▸ Problem details
Reproduce verbatim the part of the listing that runs from its first line through the line containing "heading: TV channels: Sur", with both ends included.

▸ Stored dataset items

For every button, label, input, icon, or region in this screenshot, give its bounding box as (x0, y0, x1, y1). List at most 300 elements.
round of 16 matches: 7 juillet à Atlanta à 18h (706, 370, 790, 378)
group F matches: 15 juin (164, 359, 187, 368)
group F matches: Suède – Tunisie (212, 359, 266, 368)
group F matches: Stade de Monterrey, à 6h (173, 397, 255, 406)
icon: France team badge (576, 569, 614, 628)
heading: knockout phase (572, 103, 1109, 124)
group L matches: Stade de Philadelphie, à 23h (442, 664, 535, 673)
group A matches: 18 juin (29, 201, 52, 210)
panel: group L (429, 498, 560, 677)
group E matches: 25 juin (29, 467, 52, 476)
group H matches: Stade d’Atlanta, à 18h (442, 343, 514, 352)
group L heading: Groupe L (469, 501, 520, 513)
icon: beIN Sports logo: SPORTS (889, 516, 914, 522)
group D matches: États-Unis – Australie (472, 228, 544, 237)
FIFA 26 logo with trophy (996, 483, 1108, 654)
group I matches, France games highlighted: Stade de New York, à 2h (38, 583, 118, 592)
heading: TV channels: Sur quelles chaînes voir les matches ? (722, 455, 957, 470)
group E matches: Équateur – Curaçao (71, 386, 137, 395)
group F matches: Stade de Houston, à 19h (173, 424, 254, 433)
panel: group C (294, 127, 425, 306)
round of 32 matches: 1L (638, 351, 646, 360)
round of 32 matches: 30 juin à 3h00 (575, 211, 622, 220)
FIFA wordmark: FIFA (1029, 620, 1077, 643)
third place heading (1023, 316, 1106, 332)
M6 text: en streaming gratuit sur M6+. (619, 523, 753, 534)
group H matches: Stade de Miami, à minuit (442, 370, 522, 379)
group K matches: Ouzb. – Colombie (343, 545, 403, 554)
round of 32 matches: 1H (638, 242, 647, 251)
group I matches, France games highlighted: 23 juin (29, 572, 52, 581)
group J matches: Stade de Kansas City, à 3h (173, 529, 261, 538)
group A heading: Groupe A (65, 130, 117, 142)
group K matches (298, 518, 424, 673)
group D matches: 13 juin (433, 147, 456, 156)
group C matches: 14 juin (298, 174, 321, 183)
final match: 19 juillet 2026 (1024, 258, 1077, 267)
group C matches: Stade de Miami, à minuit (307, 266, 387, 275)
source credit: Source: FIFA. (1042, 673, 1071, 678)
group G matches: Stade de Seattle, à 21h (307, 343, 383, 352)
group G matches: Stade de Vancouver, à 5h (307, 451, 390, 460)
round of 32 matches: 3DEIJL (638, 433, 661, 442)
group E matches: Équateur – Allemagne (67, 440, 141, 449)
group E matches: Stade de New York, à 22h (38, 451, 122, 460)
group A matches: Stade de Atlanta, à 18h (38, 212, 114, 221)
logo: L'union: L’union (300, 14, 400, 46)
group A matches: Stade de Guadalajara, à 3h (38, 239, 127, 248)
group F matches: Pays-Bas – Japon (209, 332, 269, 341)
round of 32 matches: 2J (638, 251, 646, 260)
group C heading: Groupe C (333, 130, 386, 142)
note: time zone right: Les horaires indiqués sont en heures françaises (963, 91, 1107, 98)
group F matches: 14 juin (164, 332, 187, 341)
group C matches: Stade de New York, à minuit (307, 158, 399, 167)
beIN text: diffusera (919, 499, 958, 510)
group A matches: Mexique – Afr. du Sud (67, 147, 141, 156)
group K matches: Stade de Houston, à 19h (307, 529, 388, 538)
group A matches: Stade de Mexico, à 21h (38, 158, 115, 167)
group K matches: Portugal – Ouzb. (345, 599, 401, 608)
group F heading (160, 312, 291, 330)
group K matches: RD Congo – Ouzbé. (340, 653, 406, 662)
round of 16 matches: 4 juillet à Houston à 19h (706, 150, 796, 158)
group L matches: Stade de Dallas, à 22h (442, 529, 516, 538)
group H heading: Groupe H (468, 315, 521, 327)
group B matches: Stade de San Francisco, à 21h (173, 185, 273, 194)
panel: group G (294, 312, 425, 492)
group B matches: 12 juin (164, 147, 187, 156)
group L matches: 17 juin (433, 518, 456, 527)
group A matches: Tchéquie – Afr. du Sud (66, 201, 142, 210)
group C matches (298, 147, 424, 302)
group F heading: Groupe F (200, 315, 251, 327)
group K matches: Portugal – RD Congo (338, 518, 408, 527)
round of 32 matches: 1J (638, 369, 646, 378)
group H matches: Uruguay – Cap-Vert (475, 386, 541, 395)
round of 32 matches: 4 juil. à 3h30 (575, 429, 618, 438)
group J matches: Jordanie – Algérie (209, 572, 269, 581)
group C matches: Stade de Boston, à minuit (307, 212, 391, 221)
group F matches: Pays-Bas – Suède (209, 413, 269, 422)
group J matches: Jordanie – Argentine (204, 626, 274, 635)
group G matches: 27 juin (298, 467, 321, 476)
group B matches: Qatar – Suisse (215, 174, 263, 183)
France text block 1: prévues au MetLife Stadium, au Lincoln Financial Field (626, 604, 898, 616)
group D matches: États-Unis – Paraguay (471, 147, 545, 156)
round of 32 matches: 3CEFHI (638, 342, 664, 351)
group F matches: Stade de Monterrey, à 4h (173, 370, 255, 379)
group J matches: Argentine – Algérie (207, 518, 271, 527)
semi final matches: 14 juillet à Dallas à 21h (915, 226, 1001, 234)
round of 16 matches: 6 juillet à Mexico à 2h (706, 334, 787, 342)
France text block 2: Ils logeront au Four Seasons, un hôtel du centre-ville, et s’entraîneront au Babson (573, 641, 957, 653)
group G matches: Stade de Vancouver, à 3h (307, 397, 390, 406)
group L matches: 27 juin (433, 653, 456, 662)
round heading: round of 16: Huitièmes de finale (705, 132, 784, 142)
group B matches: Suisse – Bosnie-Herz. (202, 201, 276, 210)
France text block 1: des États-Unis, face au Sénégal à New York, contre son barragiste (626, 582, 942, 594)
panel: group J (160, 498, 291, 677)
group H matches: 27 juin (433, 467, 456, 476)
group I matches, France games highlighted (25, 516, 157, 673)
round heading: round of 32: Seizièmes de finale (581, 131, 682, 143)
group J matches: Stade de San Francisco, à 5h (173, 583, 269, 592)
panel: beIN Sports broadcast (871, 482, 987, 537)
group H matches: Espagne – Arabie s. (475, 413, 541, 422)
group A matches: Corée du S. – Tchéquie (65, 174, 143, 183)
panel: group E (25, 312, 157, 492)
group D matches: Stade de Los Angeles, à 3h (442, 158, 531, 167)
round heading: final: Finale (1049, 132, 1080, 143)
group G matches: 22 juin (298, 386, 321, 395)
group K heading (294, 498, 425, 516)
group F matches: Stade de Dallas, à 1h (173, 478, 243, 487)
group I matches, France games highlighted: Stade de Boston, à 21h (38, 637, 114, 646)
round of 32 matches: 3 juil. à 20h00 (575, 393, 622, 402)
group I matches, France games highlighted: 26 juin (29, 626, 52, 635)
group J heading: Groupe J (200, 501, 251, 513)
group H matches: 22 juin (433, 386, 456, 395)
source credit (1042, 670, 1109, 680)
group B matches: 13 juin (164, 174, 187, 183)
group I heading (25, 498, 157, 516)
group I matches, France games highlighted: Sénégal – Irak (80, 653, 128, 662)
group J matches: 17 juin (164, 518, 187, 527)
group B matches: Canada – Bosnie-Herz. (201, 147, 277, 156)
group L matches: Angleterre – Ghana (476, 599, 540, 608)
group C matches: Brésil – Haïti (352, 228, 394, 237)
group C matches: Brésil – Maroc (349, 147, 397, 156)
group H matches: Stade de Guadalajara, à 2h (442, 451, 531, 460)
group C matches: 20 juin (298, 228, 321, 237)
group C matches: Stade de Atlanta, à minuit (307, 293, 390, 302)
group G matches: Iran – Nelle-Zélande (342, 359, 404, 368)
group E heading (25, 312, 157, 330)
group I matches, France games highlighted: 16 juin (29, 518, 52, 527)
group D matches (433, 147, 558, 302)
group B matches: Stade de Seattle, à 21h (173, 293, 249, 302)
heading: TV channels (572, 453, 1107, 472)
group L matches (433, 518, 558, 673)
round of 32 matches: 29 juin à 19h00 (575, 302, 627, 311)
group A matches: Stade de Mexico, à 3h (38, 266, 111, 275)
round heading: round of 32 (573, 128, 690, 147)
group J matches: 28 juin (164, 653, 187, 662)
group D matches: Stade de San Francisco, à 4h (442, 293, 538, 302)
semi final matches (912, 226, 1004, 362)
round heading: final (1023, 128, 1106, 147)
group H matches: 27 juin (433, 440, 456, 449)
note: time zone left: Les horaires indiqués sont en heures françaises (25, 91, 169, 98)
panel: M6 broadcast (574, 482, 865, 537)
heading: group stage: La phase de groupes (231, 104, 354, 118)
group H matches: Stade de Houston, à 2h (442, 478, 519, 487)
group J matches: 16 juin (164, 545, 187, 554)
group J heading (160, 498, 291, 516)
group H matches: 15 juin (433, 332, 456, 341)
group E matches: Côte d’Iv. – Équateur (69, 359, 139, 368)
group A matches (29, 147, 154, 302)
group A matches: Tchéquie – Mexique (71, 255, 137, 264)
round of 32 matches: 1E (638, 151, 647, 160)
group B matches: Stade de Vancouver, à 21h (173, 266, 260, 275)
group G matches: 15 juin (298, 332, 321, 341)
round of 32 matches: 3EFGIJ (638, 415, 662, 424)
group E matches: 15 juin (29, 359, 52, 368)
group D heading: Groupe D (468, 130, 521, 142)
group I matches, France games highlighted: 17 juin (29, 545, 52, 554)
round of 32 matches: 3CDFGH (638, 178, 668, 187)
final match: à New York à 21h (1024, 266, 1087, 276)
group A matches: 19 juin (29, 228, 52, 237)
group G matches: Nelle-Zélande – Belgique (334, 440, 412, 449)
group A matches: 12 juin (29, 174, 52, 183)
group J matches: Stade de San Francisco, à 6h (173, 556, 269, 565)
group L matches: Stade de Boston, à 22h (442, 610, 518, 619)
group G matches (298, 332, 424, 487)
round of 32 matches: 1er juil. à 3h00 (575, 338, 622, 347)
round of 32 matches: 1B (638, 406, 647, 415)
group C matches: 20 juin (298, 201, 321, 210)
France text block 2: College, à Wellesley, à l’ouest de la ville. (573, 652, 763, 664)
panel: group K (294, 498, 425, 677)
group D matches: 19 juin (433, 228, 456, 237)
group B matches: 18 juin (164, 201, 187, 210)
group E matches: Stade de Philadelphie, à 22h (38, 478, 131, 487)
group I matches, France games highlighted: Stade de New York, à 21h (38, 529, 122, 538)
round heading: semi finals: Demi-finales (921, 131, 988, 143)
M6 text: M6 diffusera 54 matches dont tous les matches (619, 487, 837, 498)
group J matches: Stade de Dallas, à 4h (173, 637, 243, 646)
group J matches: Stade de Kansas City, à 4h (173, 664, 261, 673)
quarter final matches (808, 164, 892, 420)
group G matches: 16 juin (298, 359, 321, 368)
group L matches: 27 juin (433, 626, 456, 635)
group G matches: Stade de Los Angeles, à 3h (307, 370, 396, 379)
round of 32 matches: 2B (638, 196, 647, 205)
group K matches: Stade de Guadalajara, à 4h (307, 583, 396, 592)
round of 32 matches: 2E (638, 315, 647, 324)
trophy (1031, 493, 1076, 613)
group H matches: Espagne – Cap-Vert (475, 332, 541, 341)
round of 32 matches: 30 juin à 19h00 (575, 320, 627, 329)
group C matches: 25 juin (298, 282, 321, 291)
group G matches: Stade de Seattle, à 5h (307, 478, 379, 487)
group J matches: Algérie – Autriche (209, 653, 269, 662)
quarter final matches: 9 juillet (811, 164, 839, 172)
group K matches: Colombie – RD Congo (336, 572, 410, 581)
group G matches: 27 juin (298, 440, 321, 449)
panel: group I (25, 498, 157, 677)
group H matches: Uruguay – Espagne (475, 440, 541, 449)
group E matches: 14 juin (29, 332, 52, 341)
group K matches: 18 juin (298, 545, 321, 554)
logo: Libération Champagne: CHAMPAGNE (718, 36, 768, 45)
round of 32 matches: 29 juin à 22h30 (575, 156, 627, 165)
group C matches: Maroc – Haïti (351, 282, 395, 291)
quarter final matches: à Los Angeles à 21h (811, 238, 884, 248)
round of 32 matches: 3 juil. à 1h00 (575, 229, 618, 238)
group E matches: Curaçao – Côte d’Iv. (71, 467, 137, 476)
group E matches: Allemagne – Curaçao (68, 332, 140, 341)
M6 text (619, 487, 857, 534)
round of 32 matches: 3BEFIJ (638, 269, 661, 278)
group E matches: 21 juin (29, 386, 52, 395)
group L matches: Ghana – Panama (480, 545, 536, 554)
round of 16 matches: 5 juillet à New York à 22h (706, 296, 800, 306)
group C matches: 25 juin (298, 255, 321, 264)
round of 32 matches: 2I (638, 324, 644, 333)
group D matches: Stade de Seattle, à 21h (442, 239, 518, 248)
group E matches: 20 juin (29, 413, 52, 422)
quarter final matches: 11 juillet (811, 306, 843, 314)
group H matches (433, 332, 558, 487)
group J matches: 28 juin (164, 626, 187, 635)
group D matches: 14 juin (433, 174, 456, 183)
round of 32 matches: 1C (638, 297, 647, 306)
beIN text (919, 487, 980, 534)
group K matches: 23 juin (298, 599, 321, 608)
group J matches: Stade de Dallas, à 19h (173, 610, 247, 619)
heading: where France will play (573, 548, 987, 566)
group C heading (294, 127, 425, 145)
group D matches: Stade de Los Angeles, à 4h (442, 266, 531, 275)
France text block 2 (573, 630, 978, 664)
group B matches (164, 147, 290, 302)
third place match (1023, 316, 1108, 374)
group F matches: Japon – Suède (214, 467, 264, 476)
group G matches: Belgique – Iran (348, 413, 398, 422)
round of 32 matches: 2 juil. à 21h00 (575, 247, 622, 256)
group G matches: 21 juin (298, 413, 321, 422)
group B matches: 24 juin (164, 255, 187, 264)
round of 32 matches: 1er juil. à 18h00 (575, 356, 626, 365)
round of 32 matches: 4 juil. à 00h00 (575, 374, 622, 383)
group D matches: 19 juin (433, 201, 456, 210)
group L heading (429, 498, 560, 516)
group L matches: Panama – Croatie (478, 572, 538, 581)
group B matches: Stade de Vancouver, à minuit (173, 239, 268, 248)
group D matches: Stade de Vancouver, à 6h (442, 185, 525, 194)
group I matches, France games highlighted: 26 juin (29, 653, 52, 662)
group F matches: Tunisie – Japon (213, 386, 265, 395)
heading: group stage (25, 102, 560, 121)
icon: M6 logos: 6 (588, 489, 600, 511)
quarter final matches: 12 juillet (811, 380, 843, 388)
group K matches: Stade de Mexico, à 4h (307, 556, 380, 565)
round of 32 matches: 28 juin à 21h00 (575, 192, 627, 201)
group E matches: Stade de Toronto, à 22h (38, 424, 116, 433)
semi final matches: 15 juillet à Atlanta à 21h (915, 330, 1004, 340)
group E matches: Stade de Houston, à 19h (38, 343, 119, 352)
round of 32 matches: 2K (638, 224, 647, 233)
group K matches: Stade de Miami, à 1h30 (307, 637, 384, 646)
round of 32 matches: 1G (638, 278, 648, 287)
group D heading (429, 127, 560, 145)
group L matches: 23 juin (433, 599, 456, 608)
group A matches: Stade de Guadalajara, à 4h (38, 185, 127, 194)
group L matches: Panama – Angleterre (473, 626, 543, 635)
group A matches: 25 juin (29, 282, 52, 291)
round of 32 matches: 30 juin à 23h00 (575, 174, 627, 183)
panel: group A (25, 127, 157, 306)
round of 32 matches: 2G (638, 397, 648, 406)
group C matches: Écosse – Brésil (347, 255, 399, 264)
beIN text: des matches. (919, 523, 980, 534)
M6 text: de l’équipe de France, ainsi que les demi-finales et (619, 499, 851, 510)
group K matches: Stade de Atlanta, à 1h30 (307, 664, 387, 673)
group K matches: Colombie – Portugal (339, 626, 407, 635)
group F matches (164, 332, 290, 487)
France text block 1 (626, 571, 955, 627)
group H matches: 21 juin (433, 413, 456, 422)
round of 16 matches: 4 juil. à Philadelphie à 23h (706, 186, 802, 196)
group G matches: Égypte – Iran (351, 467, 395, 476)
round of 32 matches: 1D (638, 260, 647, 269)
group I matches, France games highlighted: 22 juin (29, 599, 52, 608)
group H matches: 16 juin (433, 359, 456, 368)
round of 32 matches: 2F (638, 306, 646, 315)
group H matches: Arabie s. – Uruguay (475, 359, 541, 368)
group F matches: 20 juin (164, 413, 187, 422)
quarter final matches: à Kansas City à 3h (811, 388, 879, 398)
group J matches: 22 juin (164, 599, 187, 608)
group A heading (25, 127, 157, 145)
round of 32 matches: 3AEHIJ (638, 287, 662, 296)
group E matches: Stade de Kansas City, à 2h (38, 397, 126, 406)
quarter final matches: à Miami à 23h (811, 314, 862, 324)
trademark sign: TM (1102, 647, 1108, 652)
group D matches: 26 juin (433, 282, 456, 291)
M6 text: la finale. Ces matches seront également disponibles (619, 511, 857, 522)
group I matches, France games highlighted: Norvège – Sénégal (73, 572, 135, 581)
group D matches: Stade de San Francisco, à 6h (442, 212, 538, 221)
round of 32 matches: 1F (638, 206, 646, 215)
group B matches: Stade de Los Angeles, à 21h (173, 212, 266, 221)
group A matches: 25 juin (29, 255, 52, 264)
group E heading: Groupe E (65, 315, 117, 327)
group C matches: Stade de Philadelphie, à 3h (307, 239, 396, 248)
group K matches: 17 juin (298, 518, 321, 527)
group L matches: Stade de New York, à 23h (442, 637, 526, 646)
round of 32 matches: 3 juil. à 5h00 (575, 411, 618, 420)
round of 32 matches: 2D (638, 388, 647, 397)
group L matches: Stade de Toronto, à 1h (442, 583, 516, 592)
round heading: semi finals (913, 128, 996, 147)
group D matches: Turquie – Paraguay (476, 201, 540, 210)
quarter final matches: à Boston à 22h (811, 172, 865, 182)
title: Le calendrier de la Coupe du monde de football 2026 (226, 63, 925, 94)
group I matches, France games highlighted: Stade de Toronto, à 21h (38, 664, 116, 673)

▸ The response
For every button, label, input, icon, or region in this screenshot, give its bounding box as (x0, y0, x1, y1). List at most 300 elements.
round of 16 matches: 7 juillet à Atlanta à 18h (706, 370, 790, 378)
group F matches: 15 juin (164, 359, 187, 368)
group F matches: Suède – Tunisie (212, 359, 266, 368)
group F matches: Stade de Monterrey, à 6h (173, 397, 255, 406)
icon: France team badge (576, 569, 614, 628)
heading: knockout phase (572, 103, 1109, 124)
group L matches: Stade de Philadelphie, à 23h (442, 664, 535, 673)
group A matches: 18 juin (29, 201, 52, 210)
panel: group L (429, 498, 560, 677)
group E matches: 25 juin (29, 467, 52, 476)
group H matches: Stade d’Atlanta, à 18h (442, 343, 514, 352)
group L heading: Groupe L (469, 501, 520, 513)
icon: beIN Sports logo: SPORTS (889, 516, 914, 522)
group D matches: États-Unis – Australie (472, 228, 544, 237)
FIFA 26 logo with trophy (996, 483, 1108, 654)
group I matches, France games highlighted: Stade de New York, à 2h (38, 583, 118, 592)
heading: TV channels: Sur quelles chaînes voir les matches ? (722, 455, 957, 470)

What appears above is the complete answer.